EXERCISE INPUT:

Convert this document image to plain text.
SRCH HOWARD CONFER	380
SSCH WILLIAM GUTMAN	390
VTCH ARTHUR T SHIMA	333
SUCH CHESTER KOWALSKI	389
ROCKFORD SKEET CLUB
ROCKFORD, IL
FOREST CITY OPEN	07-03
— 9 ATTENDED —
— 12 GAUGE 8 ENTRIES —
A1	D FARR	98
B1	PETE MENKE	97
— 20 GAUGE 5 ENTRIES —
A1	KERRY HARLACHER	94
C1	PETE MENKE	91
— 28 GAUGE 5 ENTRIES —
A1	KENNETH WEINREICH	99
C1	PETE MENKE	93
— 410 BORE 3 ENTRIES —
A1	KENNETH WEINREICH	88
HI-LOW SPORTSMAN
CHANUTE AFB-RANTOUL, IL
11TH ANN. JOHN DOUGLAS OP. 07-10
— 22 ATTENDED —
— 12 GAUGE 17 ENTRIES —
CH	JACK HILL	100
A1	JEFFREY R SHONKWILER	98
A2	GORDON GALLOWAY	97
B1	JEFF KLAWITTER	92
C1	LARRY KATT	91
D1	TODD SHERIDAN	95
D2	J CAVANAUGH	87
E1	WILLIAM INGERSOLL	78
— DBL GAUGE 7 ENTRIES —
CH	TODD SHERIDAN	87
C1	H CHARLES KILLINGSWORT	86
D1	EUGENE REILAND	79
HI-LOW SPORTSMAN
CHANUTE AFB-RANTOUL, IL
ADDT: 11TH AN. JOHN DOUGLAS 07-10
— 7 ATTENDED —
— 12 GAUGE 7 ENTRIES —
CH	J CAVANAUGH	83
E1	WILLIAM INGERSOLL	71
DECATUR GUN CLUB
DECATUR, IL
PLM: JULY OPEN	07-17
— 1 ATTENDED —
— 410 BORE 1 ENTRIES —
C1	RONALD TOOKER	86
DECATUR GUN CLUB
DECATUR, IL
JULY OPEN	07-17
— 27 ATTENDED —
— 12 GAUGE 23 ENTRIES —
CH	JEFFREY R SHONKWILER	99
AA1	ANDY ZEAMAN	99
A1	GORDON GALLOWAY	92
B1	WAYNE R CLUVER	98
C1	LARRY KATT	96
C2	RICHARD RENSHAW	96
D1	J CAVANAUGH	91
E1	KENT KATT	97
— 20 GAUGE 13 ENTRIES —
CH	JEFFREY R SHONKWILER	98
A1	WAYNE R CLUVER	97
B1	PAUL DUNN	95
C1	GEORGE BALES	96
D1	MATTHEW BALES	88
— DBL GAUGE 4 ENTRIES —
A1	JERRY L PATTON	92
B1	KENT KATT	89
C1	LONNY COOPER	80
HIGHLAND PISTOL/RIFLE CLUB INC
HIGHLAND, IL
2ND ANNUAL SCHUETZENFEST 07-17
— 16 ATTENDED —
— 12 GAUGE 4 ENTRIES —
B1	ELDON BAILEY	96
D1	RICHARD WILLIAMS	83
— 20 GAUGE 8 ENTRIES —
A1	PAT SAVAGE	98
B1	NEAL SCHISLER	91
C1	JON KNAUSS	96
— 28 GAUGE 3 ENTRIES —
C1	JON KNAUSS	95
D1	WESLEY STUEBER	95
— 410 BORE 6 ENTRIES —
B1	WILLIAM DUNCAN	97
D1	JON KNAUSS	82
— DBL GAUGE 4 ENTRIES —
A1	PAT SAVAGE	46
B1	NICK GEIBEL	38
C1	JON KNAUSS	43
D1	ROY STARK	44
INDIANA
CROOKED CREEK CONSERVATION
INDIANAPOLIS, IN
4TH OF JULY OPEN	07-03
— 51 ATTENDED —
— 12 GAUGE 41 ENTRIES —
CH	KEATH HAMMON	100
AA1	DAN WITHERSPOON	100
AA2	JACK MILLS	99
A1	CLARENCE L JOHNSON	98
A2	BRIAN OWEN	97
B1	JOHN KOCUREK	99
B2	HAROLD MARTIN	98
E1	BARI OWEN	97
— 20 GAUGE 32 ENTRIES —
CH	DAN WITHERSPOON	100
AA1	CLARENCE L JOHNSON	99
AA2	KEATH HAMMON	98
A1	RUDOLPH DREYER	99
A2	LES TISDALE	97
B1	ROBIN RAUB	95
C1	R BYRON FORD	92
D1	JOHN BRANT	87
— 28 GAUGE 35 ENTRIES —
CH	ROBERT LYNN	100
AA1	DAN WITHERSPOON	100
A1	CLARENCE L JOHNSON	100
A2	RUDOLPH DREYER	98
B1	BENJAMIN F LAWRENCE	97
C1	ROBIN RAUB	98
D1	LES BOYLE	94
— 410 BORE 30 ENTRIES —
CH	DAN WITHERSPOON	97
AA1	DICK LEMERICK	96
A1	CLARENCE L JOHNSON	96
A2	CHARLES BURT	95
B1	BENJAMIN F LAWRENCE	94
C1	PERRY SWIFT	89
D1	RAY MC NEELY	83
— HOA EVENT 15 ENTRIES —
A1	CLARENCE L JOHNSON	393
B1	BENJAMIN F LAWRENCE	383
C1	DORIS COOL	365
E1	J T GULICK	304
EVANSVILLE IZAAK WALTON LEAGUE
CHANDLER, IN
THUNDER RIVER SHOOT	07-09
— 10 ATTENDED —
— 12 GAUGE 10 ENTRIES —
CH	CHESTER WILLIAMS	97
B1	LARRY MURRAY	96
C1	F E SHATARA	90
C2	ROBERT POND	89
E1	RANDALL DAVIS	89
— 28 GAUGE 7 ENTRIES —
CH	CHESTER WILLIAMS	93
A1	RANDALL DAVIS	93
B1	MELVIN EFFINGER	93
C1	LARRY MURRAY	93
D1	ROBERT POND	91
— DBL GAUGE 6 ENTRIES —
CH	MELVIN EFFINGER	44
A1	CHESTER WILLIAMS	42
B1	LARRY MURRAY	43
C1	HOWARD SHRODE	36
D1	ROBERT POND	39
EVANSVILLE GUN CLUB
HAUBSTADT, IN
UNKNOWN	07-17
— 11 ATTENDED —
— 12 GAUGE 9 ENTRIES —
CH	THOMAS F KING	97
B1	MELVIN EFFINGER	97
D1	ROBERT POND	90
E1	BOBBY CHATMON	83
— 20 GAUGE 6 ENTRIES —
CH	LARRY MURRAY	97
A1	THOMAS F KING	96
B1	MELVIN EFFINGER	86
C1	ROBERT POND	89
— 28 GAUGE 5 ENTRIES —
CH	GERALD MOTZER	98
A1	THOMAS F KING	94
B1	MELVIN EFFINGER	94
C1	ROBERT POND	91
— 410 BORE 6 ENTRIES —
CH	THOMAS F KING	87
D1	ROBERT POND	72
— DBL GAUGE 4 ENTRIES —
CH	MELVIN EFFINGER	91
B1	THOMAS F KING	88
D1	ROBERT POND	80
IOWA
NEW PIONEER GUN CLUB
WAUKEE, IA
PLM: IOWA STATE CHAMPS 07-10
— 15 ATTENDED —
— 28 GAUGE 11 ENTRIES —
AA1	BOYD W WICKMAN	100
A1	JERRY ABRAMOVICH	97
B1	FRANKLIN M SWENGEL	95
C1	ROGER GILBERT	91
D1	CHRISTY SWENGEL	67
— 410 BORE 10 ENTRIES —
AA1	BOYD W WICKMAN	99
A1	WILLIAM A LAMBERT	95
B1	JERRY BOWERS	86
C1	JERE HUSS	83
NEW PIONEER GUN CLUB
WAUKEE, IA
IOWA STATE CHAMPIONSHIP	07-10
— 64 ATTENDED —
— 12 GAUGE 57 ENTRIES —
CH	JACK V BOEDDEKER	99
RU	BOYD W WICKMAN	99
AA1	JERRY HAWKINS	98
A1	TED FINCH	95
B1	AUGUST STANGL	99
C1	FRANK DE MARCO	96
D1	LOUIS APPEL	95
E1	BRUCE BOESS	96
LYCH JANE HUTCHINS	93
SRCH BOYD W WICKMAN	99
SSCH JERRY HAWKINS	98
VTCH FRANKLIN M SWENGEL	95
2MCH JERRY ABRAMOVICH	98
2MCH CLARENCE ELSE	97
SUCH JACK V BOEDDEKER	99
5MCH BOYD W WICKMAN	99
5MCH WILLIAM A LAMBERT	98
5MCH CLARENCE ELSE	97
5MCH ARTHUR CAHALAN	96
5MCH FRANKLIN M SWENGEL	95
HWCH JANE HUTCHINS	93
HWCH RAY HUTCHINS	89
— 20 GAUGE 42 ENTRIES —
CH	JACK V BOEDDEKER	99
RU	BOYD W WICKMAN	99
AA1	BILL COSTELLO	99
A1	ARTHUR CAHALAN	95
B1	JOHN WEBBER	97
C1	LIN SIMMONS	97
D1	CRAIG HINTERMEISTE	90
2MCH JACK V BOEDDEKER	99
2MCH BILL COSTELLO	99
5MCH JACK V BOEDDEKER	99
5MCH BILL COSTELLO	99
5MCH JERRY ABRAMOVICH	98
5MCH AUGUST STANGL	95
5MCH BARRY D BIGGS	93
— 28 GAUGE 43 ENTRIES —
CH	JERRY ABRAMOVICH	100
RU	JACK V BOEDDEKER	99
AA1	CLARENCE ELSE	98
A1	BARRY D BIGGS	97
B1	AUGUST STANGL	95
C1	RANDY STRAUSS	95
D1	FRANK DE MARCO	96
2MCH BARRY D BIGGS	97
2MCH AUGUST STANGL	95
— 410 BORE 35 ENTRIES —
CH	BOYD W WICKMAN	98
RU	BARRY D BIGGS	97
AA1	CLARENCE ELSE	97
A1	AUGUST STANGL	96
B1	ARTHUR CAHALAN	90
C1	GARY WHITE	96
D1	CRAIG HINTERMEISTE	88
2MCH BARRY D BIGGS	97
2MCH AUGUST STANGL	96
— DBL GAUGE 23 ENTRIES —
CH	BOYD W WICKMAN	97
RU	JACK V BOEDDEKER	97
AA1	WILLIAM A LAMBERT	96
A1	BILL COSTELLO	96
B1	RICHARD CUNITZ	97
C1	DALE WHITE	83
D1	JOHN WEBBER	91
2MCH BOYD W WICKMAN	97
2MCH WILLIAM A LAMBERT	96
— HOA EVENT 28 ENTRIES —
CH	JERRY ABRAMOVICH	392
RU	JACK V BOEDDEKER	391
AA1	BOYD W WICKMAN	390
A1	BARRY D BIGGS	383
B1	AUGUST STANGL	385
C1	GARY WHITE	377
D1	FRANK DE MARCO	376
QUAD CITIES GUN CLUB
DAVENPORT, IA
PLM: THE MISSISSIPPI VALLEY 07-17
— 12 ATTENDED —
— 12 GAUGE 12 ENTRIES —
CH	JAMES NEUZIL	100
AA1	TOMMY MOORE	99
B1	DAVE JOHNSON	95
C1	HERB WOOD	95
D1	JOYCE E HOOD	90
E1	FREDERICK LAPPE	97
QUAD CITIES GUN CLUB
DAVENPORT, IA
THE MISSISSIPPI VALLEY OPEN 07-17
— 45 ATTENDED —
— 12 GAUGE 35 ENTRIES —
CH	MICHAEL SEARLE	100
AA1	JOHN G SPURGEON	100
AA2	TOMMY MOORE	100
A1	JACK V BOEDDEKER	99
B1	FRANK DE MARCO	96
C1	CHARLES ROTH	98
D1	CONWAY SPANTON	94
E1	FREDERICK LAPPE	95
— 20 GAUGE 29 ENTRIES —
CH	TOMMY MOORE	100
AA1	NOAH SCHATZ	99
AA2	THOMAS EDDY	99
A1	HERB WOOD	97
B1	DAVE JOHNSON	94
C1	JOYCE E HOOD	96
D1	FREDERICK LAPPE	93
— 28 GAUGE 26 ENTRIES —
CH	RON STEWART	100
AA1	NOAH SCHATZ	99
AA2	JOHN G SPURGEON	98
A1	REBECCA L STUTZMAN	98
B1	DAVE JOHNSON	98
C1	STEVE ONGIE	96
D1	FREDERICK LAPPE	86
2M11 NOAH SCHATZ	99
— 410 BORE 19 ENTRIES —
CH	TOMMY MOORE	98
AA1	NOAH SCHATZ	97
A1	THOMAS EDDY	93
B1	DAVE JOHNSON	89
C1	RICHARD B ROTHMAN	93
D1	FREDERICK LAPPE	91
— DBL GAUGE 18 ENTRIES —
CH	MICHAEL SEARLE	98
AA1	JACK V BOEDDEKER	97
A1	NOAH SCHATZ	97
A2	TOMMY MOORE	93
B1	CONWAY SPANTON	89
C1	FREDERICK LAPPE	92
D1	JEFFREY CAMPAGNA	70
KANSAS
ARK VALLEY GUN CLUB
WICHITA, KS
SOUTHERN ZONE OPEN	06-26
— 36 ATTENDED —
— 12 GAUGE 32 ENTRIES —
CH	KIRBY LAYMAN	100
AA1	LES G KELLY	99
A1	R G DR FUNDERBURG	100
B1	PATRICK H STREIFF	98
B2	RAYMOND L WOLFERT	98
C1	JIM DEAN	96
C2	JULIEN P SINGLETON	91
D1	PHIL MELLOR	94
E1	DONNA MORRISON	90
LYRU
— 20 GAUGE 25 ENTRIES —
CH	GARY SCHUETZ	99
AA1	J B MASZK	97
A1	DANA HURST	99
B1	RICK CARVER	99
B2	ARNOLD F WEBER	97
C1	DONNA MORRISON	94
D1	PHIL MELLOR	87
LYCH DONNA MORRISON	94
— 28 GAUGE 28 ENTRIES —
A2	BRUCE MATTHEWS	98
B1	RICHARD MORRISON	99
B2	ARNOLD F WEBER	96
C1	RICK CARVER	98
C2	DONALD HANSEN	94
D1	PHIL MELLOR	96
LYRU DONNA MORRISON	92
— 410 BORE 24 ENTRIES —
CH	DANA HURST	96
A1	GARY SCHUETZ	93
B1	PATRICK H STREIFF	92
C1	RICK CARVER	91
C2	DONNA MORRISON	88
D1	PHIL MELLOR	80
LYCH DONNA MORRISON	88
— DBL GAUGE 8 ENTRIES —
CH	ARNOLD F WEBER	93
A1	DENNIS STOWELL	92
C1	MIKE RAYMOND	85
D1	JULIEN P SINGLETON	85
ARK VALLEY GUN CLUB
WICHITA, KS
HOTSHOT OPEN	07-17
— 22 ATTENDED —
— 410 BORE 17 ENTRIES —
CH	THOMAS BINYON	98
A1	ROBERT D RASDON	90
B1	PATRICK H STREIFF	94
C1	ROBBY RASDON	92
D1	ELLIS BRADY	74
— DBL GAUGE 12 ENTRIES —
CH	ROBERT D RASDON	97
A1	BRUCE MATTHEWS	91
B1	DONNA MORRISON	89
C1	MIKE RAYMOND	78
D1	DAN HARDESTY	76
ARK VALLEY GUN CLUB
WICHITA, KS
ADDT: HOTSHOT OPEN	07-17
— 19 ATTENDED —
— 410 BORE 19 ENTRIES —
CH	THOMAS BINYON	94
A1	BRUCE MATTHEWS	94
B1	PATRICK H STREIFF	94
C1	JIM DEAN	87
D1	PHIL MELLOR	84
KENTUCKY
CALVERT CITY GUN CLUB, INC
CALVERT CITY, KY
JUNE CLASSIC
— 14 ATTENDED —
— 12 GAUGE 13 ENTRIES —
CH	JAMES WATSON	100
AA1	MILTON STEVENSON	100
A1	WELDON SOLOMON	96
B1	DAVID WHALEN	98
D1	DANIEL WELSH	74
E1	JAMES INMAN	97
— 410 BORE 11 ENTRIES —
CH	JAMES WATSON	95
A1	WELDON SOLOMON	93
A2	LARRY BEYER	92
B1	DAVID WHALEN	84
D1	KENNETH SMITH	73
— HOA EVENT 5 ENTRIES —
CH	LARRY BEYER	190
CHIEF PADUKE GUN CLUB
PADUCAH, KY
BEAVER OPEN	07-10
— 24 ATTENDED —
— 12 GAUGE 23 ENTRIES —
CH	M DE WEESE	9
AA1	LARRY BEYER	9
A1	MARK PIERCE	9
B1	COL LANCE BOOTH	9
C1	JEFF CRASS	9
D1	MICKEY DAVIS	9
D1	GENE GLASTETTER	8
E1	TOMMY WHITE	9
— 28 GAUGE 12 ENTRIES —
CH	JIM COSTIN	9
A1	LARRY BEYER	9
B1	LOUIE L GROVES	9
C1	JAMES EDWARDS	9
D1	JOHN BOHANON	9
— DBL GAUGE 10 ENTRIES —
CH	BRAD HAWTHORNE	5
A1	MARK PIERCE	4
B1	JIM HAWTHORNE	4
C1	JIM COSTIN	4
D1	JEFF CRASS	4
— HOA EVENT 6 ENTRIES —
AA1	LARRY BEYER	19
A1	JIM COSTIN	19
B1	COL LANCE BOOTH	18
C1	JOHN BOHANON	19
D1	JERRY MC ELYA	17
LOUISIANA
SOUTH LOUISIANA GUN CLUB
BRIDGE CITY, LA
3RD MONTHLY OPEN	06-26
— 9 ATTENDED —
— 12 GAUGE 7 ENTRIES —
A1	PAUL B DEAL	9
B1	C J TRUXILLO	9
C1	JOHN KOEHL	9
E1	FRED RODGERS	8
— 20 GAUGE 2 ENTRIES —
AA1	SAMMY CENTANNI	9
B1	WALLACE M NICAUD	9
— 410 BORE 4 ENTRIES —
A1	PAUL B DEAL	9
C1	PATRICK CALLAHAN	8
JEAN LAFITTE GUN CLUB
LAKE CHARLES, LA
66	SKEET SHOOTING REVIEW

OBJECTIVE: Each line that holds the word "DAVIS" is to be copied.

SOLUTION BELOW:
E1	RANDALL DAVIS	89
A1	RANDALL DAVIS	93
D1	MICKEY DAVIS	9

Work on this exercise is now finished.